Information shown:
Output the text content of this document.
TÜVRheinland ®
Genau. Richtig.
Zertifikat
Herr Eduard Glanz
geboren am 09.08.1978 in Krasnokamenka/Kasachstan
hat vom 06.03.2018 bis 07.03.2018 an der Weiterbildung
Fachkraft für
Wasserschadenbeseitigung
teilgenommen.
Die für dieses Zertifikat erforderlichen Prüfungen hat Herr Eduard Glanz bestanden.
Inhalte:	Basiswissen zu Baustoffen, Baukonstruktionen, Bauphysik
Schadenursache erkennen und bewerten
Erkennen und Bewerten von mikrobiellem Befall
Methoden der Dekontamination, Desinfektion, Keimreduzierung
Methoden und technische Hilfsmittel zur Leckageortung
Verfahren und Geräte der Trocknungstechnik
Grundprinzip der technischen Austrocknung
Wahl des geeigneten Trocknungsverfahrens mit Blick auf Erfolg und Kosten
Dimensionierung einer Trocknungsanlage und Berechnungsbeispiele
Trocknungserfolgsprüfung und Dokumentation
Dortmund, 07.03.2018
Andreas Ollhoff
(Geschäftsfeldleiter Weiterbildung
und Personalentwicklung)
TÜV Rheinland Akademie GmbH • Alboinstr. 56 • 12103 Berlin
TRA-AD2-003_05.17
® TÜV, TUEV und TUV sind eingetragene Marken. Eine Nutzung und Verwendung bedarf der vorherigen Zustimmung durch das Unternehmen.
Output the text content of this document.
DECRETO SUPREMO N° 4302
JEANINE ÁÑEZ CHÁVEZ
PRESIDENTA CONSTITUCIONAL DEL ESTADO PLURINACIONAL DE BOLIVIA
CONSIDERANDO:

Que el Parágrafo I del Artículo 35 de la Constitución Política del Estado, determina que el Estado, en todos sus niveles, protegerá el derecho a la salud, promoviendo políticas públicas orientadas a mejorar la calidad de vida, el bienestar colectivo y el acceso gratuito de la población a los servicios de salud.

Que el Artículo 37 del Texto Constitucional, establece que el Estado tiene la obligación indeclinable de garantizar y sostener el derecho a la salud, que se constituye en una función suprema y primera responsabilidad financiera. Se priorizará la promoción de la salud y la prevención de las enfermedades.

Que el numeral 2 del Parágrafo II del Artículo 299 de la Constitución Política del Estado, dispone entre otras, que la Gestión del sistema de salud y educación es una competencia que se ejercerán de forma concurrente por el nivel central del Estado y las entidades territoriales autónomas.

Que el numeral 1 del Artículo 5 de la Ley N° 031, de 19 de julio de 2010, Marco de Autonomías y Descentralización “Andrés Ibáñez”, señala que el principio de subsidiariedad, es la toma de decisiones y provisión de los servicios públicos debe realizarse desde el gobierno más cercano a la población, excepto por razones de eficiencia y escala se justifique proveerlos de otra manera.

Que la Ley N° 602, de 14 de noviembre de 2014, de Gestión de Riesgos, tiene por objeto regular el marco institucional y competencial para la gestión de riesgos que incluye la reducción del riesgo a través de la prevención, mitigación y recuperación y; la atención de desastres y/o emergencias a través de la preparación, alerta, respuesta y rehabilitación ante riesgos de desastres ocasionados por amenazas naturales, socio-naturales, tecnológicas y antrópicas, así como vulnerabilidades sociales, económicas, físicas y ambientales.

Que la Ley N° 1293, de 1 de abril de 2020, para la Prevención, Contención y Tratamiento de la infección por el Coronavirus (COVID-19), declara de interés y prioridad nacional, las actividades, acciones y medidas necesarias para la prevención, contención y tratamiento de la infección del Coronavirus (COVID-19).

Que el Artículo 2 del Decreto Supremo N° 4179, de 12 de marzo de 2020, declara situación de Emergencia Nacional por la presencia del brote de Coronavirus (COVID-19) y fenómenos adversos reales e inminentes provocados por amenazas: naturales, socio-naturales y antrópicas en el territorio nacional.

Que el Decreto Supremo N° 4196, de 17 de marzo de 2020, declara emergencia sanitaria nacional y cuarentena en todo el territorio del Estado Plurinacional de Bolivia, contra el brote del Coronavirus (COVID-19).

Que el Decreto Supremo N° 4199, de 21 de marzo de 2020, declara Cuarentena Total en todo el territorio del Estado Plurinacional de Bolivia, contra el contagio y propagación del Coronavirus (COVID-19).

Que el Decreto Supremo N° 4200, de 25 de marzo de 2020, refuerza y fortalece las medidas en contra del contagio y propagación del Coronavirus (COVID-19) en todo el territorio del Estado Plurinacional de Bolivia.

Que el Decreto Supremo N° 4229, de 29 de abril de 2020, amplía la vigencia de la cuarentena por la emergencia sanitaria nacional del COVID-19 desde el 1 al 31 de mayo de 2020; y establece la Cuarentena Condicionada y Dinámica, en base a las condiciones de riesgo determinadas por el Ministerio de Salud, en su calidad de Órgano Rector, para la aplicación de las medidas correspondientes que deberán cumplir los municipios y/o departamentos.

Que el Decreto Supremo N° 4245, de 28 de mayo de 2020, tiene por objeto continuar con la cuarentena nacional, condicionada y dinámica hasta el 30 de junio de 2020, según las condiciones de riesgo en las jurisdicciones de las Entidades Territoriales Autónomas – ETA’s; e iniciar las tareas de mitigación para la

Task item:
Give back every entry exactly.

Solution to the problem:
Output the text content of this document.
TÜVRheinland ®
Genau. Richtig.
Zertifikat
Herr Eduard Glanz
geboren am 09.08.1978 in Krasnokamenka/Kasachstan
hat vom 06.03.2018 bis 07.03.2018 an der Weiterbildung
Fachkraft für
Wasserschadenbeseitigung
teilgenommen.
Die für dieses Zertifikat erforderlichen Prüfungen hat Herr Eduard Glanz bestanden.
Inhalte:	Basiswissen zu Baustoffen, Baukonstruktionen, Bauphysik
Schadenursache erkennen und bewerten
Erkennen und Bewerten von mikrobiellem Befall
Methoden der Dekontamination, Desinfektion, Keimreduzierung
Methoden und technische Hilfsmittel zur Leckageortung
Verfahren und Geräte der Trocknungstechnik
Grundprinzip der technischen Austrocknung
Wahl des geeigneten Trocknungsverfahrens mit Blick auf Erfolg und Kosten
Dimensionierung einer Trocknungsanlage und Berechnungsbeispiele
Trocknungserfolgsprüfung und Dokumentation
Dortmund, 07.03.2018
Andreas Ollhoff
(Geschäftsfeldleiter Weiterbildung
und Personalentwicklung)
TÜV Rheinland Akademie GmbH • Alboinstr. 56 • 12103 Berlin
TRA-AD2-003_05.17
® TÜV, TUEV und TUV sind eingetragene Marken. Eine Nutzung und Verwendung bedarf der vorherigen Zustimmung durch das Unternehmen.
Output the text content of this document.
DECRETO SUPREMO N° 4302
JEANINE ÁÑEZ CHÁVEZ
PRESIDENTA CONSTITUCIONAL DEL ESTADO PLURINACIONAL DE BOLIVIA
CONSIDERANDO:

Que el Parágrafo I del Artículo 35 de la Constitución Política del Estado, determina que el Estado, en todos sus niveles, protegerá el derecho a la salud, promoviendo políticas públicas orientadas a mejorar la calidad de vida, el bienestar colectivo y el acceso gratuito de la población a los servicios de salud.

Que el Artículo 37 del Texto Constitucional, establece que el Estado tiene la obligación indeclinable de garantizar y sostener el derecho a la salud, que se constituye en una función suprema y primera responsabilidad financiera. Se priorizará la promoción de la salud y la prevención de las enfermedades.

Que el numeral 2 del Parágrafo II del Artículo 299 de la Constitución Política del Estado, dispone entre otras, que la Gestión del sistema de salud y educación es una competencia que se ejercerán de forma concurrente por el nivel central del Estado y las entidades territoriales autónomas.

Que el numeral 1 del Artículo 5 de la Ley N° 031, de 19 de julio de 2010, Marco de Autonomías y Descentralización “Andrés Ibáñez”, señala que el principio de subsidiariedad, es la toma de decisiones y provisión de los servicios públicos debe realizarse desde el gobierno más cercano a la población, excepto por razones de eficiencia y escala se justifique proveerlos de otra manera.

Que la Ley N° 602, de 14 de noviembre de 2014, de Gestión de Riesgos, tiene por objeto regular el marco institucional y competencial para la gestión de riesgos que incluye la reducción del riesgo a través de la prevención, mitigación y recuperación y; la atención de desastres y/o emergencias a través de la preparación, alerta, respuesta y rehabilitación ante riesgos de desastres ocasionados por amenazas naturales, socio-naturales, tecnológicas y antrópicas, así como vulnerabilidades sociales, económicas, físicas y ambientales.

Que la Ley N° 1293, de 1 de abril de 2020, para la Prevención, Contención y Tratamiento de la infección por el Coronavirus (COVID-19), declara de interés y prioridad nacional, las actividades, acciones y medidas necesarias para la prevención, contención y tratamiento de la infección del Coronavirus (COVID-19).

Que el Artículo 2 del Decreto Supremo N° 4179, de 12 de marzo de 2020, declara situación de Emergencia Nacional por la presencia del brote de Coronavirus (COVID-19) y fenómenos adversos reales e inminentes provocados por amenazas: naturales, socio-naturales y antrópicas en el territorio nacional.

Que el Decreto Supremo N° 4196, de 17 de marzo de 2020, declara emergencia sanitaria nacional y cuarentena en todo el territorio del Estado Plurinacional de Bolivia, contra el brote del Coronavirus (COVID-19).

Que el Decreto Supremo N° 4199, de 21 de marzo de 2020, declara Cuarentena Total en todo el territorio del Estado Plurinacional de Bolivia, contra el contagio y propagación del Coronavirus (COVID-19).

Que el Decreto Supremo N° 4200, de 25 de marzo de 2020, refuerza y fortalece las medidas en contra del contagio y propagación del Coronavirus (COVID-19) en todo el territorio del Estado Plurinacional de Bolivia.

Que el Decreto Supremo N° 4229, de 29 de abril de 2020, amplía la vigencia de la cuarentena por la emergencia sanitaria nacional del COVID-19 desde el 1 al 31 de mayo de 2020; y establece la Cuarentena Condicionada y Dinámica, en base a las condiciones de riesgo determinadas por el Ministerio de Salud, en su calidad de Órgano Rector, para la aplicación de las medidas correspondientes que deberán cumplir los municipios y/o departamentos.

Que el Decreto Supremo N° 4245, de 28 de mayo de 2020, tiene por objeto continuar con la cuarentena nacional, condicionada y dinámica hasta el 30 de junio de 2020, según las condiciones de riesgo en las jurisdicciones de las Entidades Territoriales Autónomas – ETA’s; e iniciar las tareas de mitigación para la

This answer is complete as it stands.